• Given instruction: Say how many lines contain "name", using only the number.

+++++

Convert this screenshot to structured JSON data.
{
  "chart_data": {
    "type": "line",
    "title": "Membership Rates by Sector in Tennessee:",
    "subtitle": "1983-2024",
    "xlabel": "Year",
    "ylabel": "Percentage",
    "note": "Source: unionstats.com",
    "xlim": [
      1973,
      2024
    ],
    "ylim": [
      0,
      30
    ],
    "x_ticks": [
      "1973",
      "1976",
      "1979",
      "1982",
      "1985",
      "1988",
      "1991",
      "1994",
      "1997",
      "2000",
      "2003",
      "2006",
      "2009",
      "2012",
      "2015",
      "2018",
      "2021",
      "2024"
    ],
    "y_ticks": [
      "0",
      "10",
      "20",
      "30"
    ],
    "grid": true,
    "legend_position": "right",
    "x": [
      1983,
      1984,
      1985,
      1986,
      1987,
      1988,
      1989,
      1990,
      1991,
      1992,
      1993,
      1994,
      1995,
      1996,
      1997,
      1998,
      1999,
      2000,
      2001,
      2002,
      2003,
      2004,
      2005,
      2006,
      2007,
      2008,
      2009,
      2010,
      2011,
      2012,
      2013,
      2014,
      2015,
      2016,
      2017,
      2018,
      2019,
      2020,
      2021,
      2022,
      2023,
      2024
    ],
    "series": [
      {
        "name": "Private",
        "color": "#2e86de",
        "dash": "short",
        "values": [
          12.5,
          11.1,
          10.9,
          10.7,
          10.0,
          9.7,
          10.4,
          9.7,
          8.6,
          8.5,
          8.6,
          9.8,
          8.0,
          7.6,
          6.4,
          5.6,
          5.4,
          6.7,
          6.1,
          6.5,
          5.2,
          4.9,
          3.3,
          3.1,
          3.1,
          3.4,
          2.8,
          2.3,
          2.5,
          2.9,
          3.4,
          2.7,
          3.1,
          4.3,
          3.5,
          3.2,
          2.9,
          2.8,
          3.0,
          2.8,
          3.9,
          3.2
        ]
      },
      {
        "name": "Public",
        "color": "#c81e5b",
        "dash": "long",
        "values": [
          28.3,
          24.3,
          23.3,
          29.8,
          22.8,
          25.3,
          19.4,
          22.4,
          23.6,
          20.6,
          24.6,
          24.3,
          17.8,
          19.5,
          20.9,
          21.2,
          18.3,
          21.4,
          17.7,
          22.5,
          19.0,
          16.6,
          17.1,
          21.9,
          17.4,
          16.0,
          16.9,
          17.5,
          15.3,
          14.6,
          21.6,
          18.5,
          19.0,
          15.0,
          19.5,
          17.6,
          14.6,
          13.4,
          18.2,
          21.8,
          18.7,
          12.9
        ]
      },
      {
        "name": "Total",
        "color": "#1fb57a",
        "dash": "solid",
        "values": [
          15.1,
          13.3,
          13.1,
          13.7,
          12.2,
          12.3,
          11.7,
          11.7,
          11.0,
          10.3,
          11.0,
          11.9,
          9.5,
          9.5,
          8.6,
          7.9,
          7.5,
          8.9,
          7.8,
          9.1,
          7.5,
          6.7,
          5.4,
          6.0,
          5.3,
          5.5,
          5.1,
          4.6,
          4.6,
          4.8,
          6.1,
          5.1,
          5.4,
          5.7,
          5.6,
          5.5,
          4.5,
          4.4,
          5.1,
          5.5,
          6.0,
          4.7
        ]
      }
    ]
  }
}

+++++

• Result of the task: 3